## RECORDS TO USE
════════════════
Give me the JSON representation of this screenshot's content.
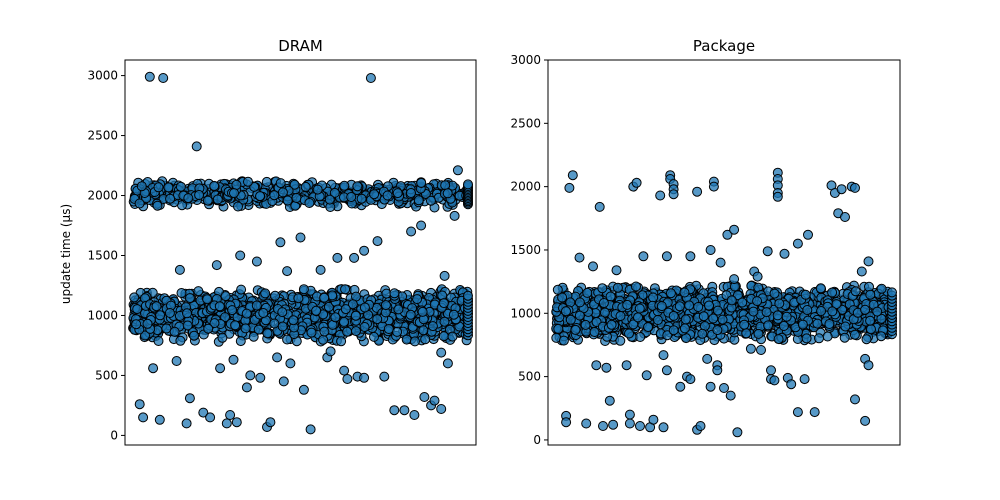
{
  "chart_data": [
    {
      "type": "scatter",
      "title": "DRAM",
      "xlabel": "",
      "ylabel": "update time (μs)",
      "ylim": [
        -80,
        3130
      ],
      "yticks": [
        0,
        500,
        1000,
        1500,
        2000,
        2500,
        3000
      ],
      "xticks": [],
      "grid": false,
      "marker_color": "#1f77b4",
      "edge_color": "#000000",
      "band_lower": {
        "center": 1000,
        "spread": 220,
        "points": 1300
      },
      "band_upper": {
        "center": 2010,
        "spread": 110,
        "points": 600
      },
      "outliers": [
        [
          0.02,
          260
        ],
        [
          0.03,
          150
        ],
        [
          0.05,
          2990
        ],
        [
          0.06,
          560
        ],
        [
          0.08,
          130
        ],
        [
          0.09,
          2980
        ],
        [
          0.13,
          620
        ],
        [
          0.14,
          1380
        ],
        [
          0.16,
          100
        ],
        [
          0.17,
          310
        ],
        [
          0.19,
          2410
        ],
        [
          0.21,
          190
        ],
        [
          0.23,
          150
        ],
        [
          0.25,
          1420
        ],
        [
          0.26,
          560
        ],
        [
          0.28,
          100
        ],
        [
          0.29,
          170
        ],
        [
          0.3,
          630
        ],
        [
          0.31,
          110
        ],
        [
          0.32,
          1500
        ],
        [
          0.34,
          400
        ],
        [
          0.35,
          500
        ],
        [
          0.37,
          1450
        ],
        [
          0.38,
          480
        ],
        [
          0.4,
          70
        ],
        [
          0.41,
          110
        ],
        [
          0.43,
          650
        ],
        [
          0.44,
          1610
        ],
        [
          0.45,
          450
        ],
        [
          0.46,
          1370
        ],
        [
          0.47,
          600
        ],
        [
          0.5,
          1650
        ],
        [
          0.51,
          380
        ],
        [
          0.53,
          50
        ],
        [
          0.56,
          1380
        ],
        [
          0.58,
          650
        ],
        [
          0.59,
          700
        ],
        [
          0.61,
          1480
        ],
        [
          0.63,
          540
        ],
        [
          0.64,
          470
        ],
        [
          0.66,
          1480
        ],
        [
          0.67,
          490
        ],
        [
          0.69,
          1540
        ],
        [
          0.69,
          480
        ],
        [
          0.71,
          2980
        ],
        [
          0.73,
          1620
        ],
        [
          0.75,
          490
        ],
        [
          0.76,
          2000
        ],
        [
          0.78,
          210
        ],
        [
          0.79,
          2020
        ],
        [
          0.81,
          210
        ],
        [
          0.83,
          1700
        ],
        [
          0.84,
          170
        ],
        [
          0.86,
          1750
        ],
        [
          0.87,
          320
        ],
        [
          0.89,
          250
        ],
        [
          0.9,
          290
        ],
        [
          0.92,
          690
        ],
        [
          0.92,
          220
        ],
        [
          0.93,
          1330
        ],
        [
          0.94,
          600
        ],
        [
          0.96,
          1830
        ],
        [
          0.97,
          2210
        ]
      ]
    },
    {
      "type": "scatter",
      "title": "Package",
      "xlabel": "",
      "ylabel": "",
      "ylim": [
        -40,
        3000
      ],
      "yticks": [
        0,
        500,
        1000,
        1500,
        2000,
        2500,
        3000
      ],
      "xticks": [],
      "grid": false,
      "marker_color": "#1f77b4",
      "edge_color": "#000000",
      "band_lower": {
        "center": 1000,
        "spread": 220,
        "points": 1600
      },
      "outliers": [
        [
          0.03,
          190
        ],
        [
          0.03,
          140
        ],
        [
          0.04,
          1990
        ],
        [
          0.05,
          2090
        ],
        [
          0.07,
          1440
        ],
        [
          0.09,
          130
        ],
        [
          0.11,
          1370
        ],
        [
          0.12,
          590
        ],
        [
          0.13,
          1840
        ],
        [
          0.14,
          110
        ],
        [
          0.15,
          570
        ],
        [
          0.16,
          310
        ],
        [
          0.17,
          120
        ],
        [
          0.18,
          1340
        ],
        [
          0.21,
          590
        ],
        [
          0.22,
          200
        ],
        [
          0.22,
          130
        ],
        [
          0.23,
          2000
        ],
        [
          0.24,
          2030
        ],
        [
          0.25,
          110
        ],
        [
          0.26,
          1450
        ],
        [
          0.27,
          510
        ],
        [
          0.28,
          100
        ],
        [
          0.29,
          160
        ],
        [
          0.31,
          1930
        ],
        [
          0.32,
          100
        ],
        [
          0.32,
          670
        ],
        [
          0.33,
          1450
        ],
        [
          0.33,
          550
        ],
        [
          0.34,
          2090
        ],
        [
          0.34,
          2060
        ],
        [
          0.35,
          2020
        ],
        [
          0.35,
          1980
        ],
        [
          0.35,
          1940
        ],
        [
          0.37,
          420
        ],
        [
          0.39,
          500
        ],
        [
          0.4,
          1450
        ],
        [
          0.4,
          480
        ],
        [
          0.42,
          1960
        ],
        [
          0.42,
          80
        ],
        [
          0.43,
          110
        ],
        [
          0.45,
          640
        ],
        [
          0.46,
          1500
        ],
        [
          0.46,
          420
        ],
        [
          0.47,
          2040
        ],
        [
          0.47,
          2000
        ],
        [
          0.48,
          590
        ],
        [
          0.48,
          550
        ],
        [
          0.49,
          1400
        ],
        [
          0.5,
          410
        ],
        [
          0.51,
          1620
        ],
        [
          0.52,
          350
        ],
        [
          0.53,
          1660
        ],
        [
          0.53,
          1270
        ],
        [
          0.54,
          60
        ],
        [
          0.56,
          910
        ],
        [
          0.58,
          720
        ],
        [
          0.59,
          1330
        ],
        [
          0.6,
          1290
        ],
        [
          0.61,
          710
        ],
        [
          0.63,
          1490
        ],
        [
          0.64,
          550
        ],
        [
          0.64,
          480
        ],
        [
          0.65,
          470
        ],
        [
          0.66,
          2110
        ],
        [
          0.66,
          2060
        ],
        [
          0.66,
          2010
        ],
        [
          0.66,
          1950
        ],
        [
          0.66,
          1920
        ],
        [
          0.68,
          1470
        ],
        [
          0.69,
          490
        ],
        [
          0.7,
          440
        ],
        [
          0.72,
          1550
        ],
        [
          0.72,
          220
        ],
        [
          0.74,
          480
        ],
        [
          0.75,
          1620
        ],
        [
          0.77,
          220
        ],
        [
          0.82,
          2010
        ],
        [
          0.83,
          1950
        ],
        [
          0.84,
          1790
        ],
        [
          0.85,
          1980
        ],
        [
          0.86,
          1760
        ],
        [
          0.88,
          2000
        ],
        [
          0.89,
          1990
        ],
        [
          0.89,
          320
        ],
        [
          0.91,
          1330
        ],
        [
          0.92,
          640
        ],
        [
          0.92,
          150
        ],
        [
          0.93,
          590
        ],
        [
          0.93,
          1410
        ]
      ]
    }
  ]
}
════════════════
## WORK REQUIRED
Without including any pictures, please restate all the records exactly.

## RESPONSE TO THE EXERCISE
Give me the JSON representation of this screenshot's content.
{
  "chart_data": [
    {
      "type": "scatter",
      "title": "DRAM",
      "xlabel": "",
      "ylabel": "update time (μs)",
      "ylim": [
        -80,
        3130
      ],
      "yticks": [
        0,
        500,
        1000,
        1500,
        2000,
        2500,
        3000
      ],
      "xticks": [],
      "grid": false,
      "marker_color": "#1f77b4",
      "edge_color": "#000000",
      "band_lower": {
        "center": 1000,
        "spread": 220,
        "points": 1300
      },
      "band_upper": {
        "center": 2010,
        "spread": 110,
        "points": 600
      },
      "outliers": [
        [
          0.02,
          260
        ],
        [
          0.03,
          150
        ],
        [
          0.05,
          2990
        ],
        [
          0.06,
          560
        ],
        [
          0.08,
          130
        ],
        [
          0.09,
          2980
        ],
        [
          0.13,
          620
        ],
        [
          0.14,
          1380
        ],
        [
          0.16,
          100
        ],
        [
          0.17,
          310
        ],
        [
          0.19,
          2410
        ],
        [
          0.21,
          190
        ],
        [
          0.23,
          150
        ],
        [
          0.25,
          1420
        ],
        [
          0.26,
          560
        ],
        [
          0.28,
          100
        ],
        [
          0.29,
          170
        ],
        [
          0.3,
          630
        ],
        [
          0.31,
          110
        ],
        [
          0.32,
          1500
        ],
        [
          0.34,
          400
        ],
        [
          0.35,
          500
        ],
        [
          0.37,
          1450
        ],
        [
          0.38,
          480
        ],
        [
          0.4,
          70
        ],
        [
          0.41,
          110
        ],
        [
          0.43,
          650
        ],
        [
          0.44,
          1610
        ],
        [
          0.45,
          450
        ],
        [
          0.46,
          1370
        ],
        [
          0.47,
          600
        ],
        [
          0.5,
          1650
        ],
        [
          0.51,
          380
        ],
        [
          0.53,
          50
        ],
        [
          0.56,
          1380
        ],
        [
          0.58,
          650
        ],
        [
          0.59,
          700
        ],
        [
          0.61,
          1480
        ],
        [
          0.63,
          540
        ],
        [
          0.64,
          470
        ],
        [
          0.66,
          1480
        ],
        [
          0.67,
          490
        ],
        [
          0.69,
          1540
        ],
        [
          0.69,
          480
        ],
        [
          0.71,
          2980
        ],
        [
          0.73,
          1620
        ],
        [
          0.75,
          490
        ],
        [
          0.76,
          2000
        ],
        [
          0.78,
          210
        ],
        [
          0.79,
          2020
        ],
        [
          0.81,
          210
        ],
        [
          0.83,
          1700
        ],
        [
          0.84,
          170
        ],
        [
          0.86,
          1750
        ],
        [
          0.87,
          320
        ],
        [
          0.89,
          250
        ],
        [
          0.9,
          290
        ],
        [
          0.92,
          690
        ],
        [
          0.92,
          220
        ],
        [
          0.93,
          1330
        ],
        [
          0.94,
          600
        ],
        [
          0.96,
          1830
        ],
        [
          0.97,
          2210
        ]
      ]
    },
    {
      "type": "scatter",
      "title": "Package",
      "xlabel": "",
      "ylabel": "",
      "ylim": [
        -40,
        3000
      ],
      "yticks": [
        0,
        500,
        1000,
        1500,
        2000,
        2500,
        3000
      ],
      "xticks": [],
      "grid": false,
      "marker_color": "#1f77b4",
      "edge_color": "#000000",
      "band_lower": {
        "center": 1000,
        "spread": 220,
        "points": 1600
      },
      "outliers": [
        [
          0.03,
          190
        ],
        [
          0.03,
          140
        ],
        [
          0.04,
          1990
        ],
        [
          0.05,
          2090
        ],
        [
          0.07,
          1440
        ],
        [
          0.09,
          130
        ],
        [
          0.11,
          1370
        ],
        [
          0.12,
          590
        ],
        [
          0.13,
          1840
        ],
        [
          0.14,
          110
        ],
        [
          0.15,
          570
        ],
        [
          0.16,
          310
        ],
        [
          0.17,
          120
        ],
        [
          0.18,
          1340
        ],
        [
          0.21,
          590
        ],
        [
          0.22,
          200
        ],
        [
          0.22,
          130
        ],
        [
          0.23,
          2000
        ],
        [
          0.24,
          2030
        ],
        [
          0.25,
          110
        ],
        [
          0.26,
          1450
        ],
        [
          0.27,
          510
        ],
        [
          0.28,
          100
        ],
        [
          0.29,
          160
        ],
        [
          0.31,
          1930
        ],
        [
          0.32,
          100
        ],
        [
          0.32,
          670
        ],
        [
          0.33,
          1450
        ],
        [
          0.33,
          550
        ],
        [
          0.34,
          2090
        ],
        [
          0.34,
          2060
        ],
        [
          0.35,
          2020
        ],
        [
          0.35,
          1980
        ],
        [
          0.35,
          1940
        ],
        [
          0.37,
          420
        ],
        [
          0.39,
          500
        ],
        [
          0.4,
          1450
        ],
        [
          0.4,
          480
        ],
        [
          0.42,
          1960
        ],
        [
          0.42,
          80
        ],
        [
          0.43,
          110
        ],
        [
          0.45,
          640
        ],
        [
          0.46,
          1500
        ],
        [
          0.46,
          420
        ],
        [
          0.47,
          2040
        ],
        [
          0.47,
          2000
        ],
        [
          0.48,
          590
        ],
        [
          0.48,
          550
        ],
        [
          0.49,
          1400
        ],
        [
          0.5,
          410
        ],
        [
          0.51,
          1620
        ],
        [
          0.52,
          350
        ],
        [
          0.53,
          1660
        ],
        [
          0.53,
          1270
        ],
        [
          0.54,
          60
        ],
        [
          0.56,
          910
        ],
        [
          0.58,
          720
        ],
        [
          0.59,
          1330
        ],
        [
          0.6,
          1290
        ],
        [
          0.61,
          710
        ],
        [
          0.63,
          1490
        ],
        [
          0.64,
          550
        ],
        [
          0.64,
          480
        ],
        [
          0.65,
          470
        ],
        [
          0.66,
          2110
        ],
        [
          0.66,
          2060
        ],
        [
          0.66,
          2010
        ],
        [
          0.66,
          1950
        ],
        [
          0.66,
          1920
        ],
        [
          0.68,
          1470
        ],
        [
          0.69,
          490
        ],
        [
          0.7,
          440
        ],
        [
          0.72,
          1550
        ],
        [
          0.72,
          220
        ],
        [
          0.74,
          480
        ],
        [
          0.75,
          1620
        ],
        [
          0.77,
          220
        ],
        [
          0.82,
          2010
        ],
        [
          0.83,
          1950
        ],
        [
          0.84,
          1790
        ],
        [
          0.85,
          1980
        ],
        [
          0.86,
          1760
        ],
        [
          0.88,
          2000
        ],
        [
          0.89,
          1990
        ],
        [
          0.89,
          320
        ],
        [
          0.91,
          1330
        ],
        [
          0.92,
          640
        ],
        [
          0.92,
          150
        ],
        [
          0.93,
          590
        ],
        [
          0.93,
          1410
        ]
      ]
    }
  ]
}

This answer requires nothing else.